[Collected data entries]
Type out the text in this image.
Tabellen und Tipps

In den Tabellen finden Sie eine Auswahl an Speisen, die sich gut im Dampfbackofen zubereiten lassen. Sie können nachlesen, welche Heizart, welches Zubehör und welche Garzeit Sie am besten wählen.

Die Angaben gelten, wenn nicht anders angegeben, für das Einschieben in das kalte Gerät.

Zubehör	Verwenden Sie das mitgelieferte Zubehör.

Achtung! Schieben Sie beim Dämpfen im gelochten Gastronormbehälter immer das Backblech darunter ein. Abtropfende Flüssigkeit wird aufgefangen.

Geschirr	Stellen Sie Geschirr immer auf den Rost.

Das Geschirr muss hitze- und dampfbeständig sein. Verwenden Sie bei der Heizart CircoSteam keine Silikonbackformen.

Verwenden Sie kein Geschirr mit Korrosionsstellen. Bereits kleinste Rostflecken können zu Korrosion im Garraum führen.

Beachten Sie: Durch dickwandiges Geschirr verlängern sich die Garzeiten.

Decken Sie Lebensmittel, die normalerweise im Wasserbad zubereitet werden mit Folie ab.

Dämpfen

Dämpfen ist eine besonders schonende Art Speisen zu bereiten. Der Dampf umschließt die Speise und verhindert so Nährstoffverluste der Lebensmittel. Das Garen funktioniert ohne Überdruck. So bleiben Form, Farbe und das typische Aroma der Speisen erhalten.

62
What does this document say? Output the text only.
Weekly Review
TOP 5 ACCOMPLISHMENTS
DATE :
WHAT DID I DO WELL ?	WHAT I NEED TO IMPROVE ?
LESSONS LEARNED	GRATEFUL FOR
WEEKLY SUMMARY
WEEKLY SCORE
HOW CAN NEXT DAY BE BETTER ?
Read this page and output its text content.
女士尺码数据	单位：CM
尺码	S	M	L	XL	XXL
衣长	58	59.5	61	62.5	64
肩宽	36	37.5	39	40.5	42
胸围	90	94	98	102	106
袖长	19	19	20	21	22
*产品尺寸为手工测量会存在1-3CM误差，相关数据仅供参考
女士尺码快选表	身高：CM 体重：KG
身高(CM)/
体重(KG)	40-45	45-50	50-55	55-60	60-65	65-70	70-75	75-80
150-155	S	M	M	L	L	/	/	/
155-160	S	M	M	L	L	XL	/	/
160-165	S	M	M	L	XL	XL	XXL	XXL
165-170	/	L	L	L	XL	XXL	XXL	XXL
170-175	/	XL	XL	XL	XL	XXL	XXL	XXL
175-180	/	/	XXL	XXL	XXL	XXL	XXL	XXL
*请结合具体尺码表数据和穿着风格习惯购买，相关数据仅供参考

Exercise aim
Only the number is wanted: how many lines in the data include the string "Tabellen"?

The completed task
2